[Items listed in a dataset]
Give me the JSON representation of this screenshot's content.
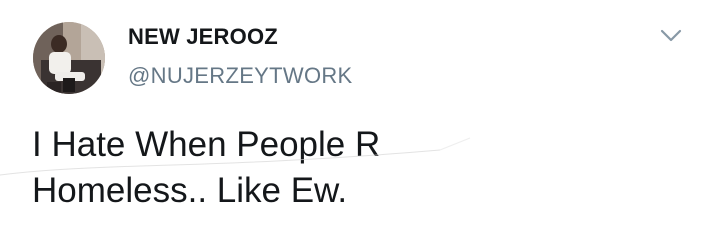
{
  "tweet": {
    "display_name": "NEW JEROOZ",
    "handle": "@NUJERZEYTWORK",
    "text_lines": [
      "I Hate When People R",
      "Homeless.. Like Ew."
    ],
    "menu_icon": "chevron-down-icon",
    "avatar_icon": "user-avatar"
  },
  "colors": {
    "text_primary": "#14171a",
    "text_secondary": "#657786",
    "background": "#ffffff"
  }
}
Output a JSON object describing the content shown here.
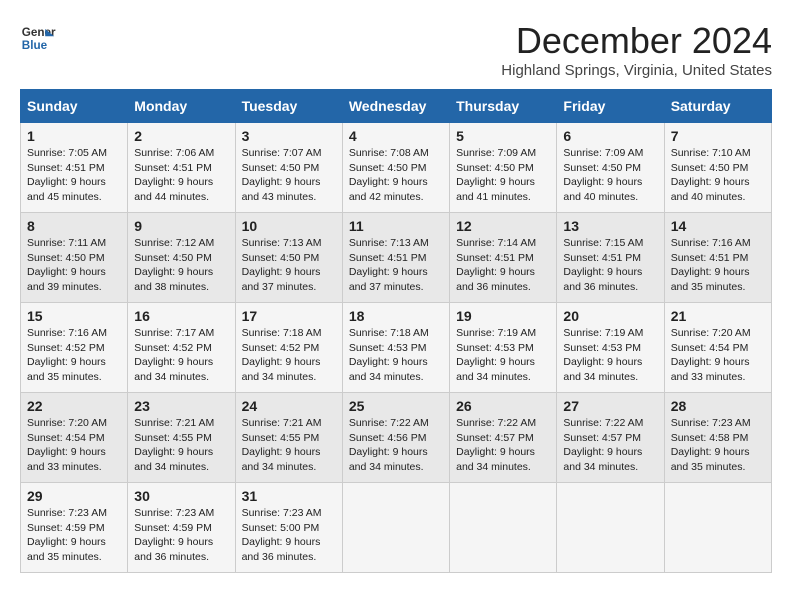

The request: Ignore the images and quote every line of the listing exactly.

Answer for the task:
Give me the JSON representation of this screenshot's content.
{
  "tweet": {
    "display_name": "NEW JEROOZ",
    "handle": "@NUJERZEYTWORK",
    "text_lines": [
      "I Hate When People R",
      "Homeless.. Like Ew."
    ],
    "menu_icon": "chevron-down-icon",
    "avatar_icon": "user-avatar"
  },
  "colors": {
    "text_primary": "#14171a",
    "text_secondary": "#657786",
    "background": "#ffffff"
  }
}
Output a JSON object describing the content shown here.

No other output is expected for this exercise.